**Extracted entries**
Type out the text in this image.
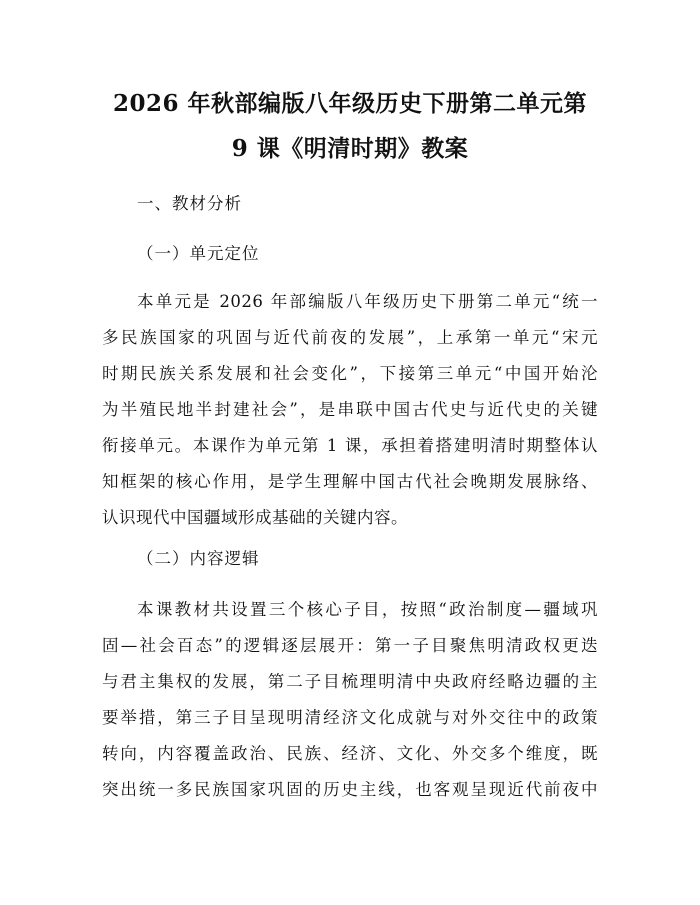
2026 年秋部编版八年级历史下册第二单元第
9 课《明清时期》教案
一、教材分析
（一）单元定位
本单元是 2026 年部编版八年级历史下册第二单元“统一
多民族国家的巩固与近代前夜的发展”，上承第一单元“宋元
时期民族关系发展和社会变化”，下接第三单元“中国开始沦
为半殖民地半封建社会”，是串联中国古代史与近代史的关键
衔接单元。本课作为单元第 1 课，承担着搭建明清时期整体认
知框架的核心作用，是学生理解中国古代社会晚期发展脉络、
认识现代中国疆域形成基础的关键内容。
（二）内容逻辑
本课教材共设置三个核心子目，按照“政治制度—疆域巩
固—社会百态”的逻辑逐层展开：第一子目聚焦明清政权更迭
与君主集权的发展，第二子目梳理明清中央政府经略边疆的主
要举措，第三子目呈现明清经济文化成就与对外交往中的政策
转向，内容覆盖政治、民族、经济、文化、外交多个维度，既
突出统一多民族国家巩固的历史主线，也客观呈现近代前夜中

**Exercise description**
Omitting all images, print the listing exactly.

**Correct response**
Type out the text in this image.
2026 年秋部编版八年级历史下册第二单元第
9 课《明清时期》教案
一、教材分析
（一）单元定位
本单元是 2026 年部编版八年级历史下册第二单元“统一
多民族国家的巩固与近代前夜的发展”，上承第一单元“宋元
时期民族关系发展和社会变化”，下接第三单元“中国开始沦
为半殖民地半封建社会”，是串联中国古代史与近代史的关键
衔接单元。本课作为单元第 1 课，承担着搭建明清时期整体认
知框架的核心作用，是学生理解中国古代社会晚期发展脉络、
认识现代中国疆域形成基础的关键内容。
（二）内容逻辑
本课教材共设置三个核心子目，按照“政治制度—疆域巩
固—社会百态”的逻辑逐层展开：第一子目聚焦明清政权更迭
与君主集权的发展，第二子目梳理明清中央政府经略边疆的主
要举措，第三子目呈现明清经济文化成就与对外交往中的政策
转向，内容覆盖政治、民族、经济、文化、外交多个维度，既
突出统一多民族国家巩固的历史主线，也客观呈现近代前夜中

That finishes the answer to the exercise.